Scan the lines below for "What"; report the number of lines that contain it, and only that.

[Supplied records]:
******************************
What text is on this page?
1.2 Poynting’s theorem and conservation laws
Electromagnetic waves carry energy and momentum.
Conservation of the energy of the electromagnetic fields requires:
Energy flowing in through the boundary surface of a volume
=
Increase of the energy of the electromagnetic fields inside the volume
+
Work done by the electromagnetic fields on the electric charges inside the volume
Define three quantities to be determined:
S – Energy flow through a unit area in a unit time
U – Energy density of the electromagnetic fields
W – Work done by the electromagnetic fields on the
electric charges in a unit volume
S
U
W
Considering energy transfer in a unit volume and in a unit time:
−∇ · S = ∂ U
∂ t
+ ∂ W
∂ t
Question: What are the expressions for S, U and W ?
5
******************************
[The response]: 2